— START Extracted data —
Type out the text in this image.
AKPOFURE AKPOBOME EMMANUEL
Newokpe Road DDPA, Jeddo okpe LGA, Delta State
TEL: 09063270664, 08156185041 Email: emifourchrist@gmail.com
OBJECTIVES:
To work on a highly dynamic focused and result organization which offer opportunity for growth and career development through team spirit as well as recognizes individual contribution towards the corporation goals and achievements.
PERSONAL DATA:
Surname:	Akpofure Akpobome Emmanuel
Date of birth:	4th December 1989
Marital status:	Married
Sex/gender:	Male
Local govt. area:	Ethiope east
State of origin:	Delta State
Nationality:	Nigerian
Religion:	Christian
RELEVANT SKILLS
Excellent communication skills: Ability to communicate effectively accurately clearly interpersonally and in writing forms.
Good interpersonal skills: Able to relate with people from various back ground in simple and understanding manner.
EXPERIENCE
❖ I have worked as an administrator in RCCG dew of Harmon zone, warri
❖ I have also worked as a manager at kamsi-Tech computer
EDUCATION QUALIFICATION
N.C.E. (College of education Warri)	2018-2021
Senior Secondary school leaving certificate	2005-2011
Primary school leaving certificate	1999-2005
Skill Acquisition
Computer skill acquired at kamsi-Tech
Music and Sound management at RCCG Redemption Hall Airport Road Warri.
— END Extracted data —
— START Extracted data —
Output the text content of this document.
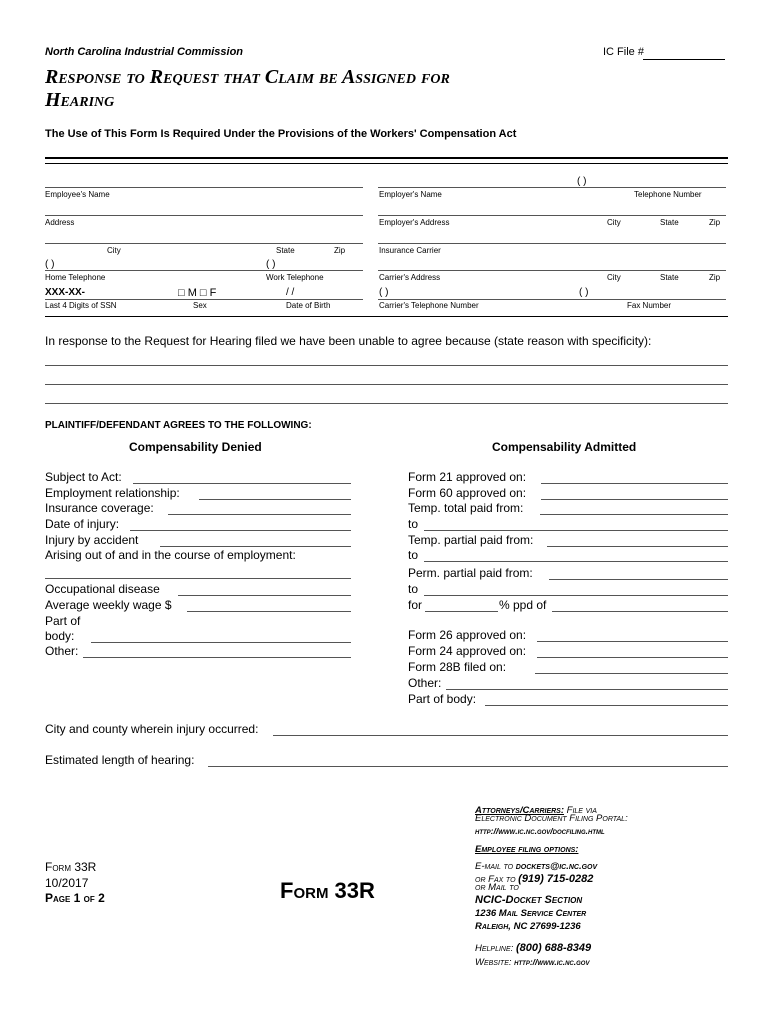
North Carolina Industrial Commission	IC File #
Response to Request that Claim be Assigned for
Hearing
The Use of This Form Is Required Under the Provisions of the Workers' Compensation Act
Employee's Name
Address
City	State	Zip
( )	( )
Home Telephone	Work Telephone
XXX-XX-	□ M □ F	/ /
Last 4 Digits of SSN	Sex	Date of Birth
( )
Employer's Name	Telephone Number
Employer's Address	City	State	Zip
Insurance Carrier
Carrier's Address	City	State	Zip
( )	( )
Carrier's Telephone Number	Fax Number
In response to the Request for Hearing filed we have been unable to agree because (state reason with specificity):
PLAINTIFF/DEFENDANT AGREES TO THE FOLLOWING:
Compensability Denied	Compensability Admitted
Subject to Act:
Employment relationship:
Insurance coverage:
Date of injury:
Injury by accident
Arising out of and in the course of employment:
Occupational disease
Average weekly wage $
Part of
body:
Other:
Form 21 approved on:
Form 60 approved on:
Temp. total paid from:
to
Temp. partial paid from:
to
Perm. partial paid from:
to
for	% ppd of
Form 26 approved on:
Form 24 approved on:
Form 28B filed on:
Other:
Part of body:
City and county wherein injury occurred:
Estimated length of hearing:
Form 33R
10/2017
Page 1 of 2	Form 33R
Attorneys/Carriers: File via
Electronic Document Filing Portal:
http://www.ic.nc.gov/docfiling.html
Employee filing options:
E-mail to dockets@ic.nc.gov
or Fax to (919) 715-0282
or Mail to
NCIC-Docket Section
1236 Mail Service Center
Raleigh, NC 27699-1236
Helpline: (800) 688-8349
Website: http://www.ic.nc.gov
— END Extracted data —
— START Extracted data —
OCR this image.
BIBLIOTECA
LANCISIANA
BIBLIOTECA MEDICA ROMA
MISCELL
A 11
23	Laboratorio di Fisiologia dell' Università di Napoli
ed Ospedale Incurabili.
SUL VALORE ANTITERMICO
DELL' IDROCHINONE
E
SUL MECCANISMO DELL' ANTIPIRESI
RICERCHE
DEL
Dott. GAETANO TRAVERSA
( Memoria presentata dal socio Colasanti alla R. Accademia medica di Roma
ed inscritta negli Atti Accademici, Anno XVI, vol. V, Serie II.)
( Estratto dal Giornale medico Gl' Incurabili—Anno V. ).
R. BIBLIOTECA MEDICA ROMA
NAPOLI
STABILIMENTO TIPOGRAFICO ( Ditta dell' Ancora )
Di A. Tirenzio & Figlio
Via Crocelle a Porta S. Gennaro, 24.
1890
— END Extracted data —
▸ **Task prompt**:
Pull every line containing the word "Request" out of the entries above.

▸ **Full response**:
Response to Request that Claim be Assigned for
In response to the Request for Hearing filed we have been unable to agree because (state reason with specificity):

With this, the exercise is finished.